Stored entries:
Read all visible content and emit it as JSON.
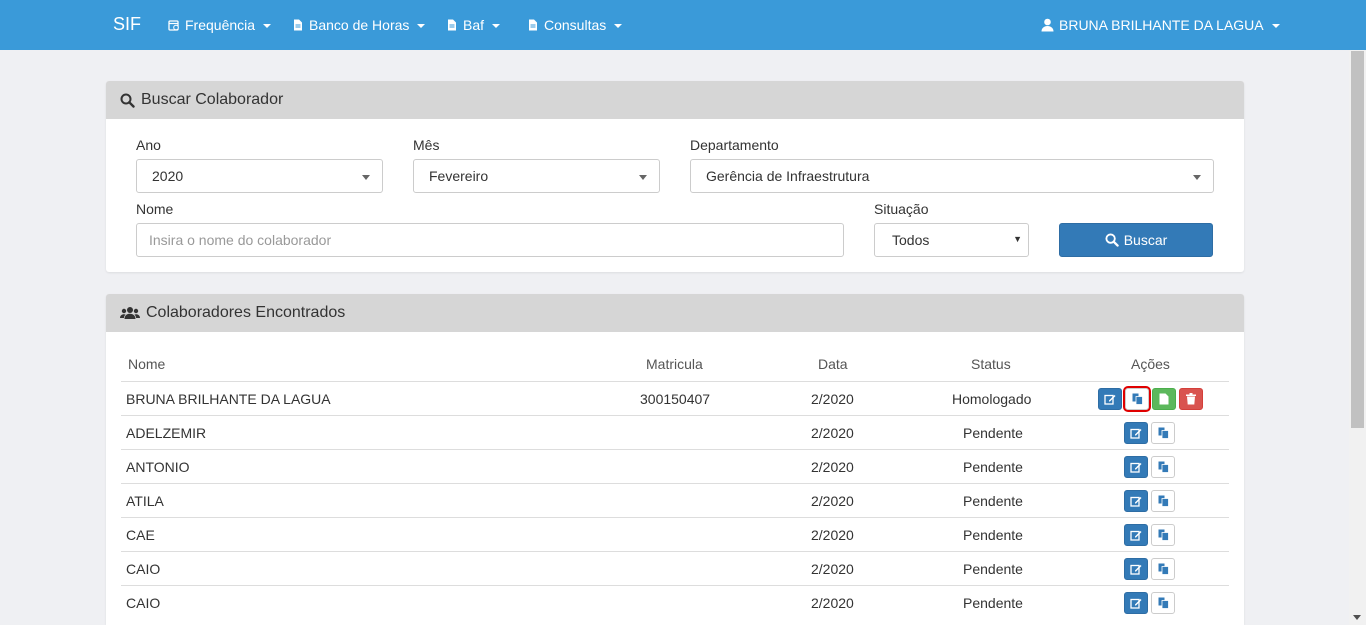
{
  "navbar": {
    "brand": "SIF",
    "items": [
      {
        "label": "Frequência",
        "icon": "clock-calendar-icon"
      },
      {
        "label": "Banco de Horas",
        "icon": "document-icon"
      },
      {
        "label": "Baf",
        "icon": "document-icon"
      },
      {
        "label": "Consultas",
        "icon": "document-icon"
      }
    ],
    "user": {
      "label": "BRUNA BRILHANTE DA LAGUA",
      "icon": "user-icon"
    }
  },
  "search_panel": {
    "title": "Buscar Colaborador",
    "ano": {
      "label": "Ano",
      "value": "2020"
    },
    "mes": {
      "label": "Mês",
      "value": "Fevereiro"
    },
    "departamento": {
      "label": "Departamento",
      "value": "Gerência de Infraestrutura"
    },
    "nome": {
      "label": "Nome",
      "placeholder": "Insira o nome do colaborador"
    },
    "situacao": {
      "label": "Situação",
      "value": "Todos"
    },
    "button": "Buscar"
  },
  "results_panel": {
    "title": "Colaboradores Encontrados",
    "columns": [
      "Nome",
      "Matricula",
      "Data",
      "Status",
      "Ações"
    ],
    "rows": [
      {
        "nome": "BRUNA BRILHANTE DA LAGUA",
        "matricula": "300150407",
        "data": "2/2020",
        "status": "Homologado"
      },
      {
        "nome": "ADELZEMIR",
        "matricula": "",
        "data": "2/2020",
        "status": "Pendente"
      },
      {
        "nome": "ANTONIO",
        "matricula": "",
        "data": "2/2020",
        "status": "Pendente"
      },
      {
        "nome": "ATILA",
        "matricula": "",
        "data": "2/2020",
        "status": "Pendente"
      },
      {
        "nome": "CAE",
        "matricula": "",
        "data": "2/2020",
        "status": "Pendente"
      },
      {
        "nome": "CAIO",
        "matricula": "",
        "data": "2/2020",
        "status": "Pendente"
      },
      {
        "nome": "CAIO",
        "matricula": "",
        "data": "2/2020",
        "status": "Pendente"
      }
    ]
  },
  "colors": {
    "navbar": "#3a9ad9",
    "primary": "#337ab7",
    "success": "#5cb85c",
    "danger": "#d9534f",
    "highlight": "#e00000"
  }
}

• **Challenge**:
Scan the material above. Return every line containing the string "title".

• **Correct answer**:
    "title": "Buscar Colaborador",
    "title": "Colaboradores Encontrados",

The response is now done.